(Records contained in a dataset)

━━━━━━━━━━━━━━━━

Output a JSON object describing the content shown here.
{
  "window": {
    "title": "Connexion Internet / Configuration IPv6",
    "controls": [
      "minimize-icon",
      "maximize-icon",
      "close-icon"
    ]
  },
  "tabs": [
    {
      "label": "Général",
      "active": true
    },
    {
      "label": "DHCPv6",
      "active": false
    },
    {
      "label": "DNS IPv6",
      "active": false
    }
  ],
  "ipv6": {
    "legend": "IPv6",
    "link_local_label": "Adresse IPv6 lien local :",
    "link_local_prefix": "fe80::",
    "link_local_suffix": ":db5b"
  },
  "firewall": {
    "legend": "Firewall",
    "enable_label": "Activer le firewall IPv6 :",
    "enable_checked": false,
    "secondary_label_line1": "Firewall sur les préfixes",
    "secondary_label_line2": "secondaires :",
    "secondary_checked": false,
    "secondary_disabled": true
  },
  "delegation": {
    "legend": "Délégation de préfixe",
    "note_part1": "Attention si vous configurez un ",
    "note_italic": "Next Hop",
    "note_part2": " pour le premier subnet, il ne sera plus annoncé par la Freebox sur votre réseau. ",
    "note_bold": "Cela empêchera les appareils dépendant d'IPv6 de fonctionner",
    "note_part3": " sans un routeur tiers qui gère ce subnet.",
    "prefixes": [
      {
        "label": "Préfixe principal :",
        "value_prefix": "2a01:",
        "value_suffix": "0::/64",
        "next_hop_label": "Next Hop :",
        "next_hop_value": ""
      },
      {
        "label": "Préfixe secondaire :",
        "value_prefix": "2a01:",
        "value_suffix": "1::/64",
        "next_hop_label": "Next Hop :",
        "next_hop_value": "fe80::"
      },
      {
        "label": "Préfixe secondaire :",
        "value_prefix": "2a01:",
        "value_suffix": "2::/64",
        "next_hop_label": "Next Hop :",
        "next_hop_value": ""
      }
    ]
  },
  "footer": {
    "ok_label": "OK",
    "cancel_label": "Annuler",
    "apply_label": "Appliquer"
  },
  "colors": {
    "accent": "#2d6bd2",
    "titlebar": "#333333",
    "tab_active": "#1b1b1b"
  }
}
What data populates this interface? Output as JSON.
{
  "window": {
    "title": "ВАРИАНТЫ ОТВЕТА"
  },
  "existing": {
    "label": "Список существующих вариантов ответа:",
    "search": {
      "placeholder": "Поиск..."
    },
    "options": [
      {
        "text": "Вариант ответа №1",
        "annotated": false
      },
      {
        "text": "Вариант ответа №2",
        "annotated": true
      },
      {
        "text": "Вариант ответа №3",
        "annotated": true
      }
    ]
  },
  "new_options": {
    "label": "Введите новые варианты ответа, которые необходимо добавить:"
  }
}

━━━━━━━━━━━━━━━━

§ **Given instruction**: Copy exactly the line containing "What data populates" and every line after it, ending with the last line of the records above.

§ **Output for this task**:
What data populates this interface? Output as JSON.
{
  "window": {
    "title": "ВАРИАНТЫ ОТВЕТА"
  },
  "existing": {
    "label": "Список существующих вариантов ответа:",
    "search": {
      "placeholder": "Поиск..."
    },
    "options": [
      {
        "text": "Вариант ответа №1",
        "annotated": false
      },
      {
        "text": "Вариант ответа №2",
        "annotated": true
      },
      {
        "text": "Вариант ответа №3",
        "annotated": true
      }
    ]
  },
  "new_options": {
    "label": "Введите новые варианты ответа, которые необходимо добавить:"
  }
}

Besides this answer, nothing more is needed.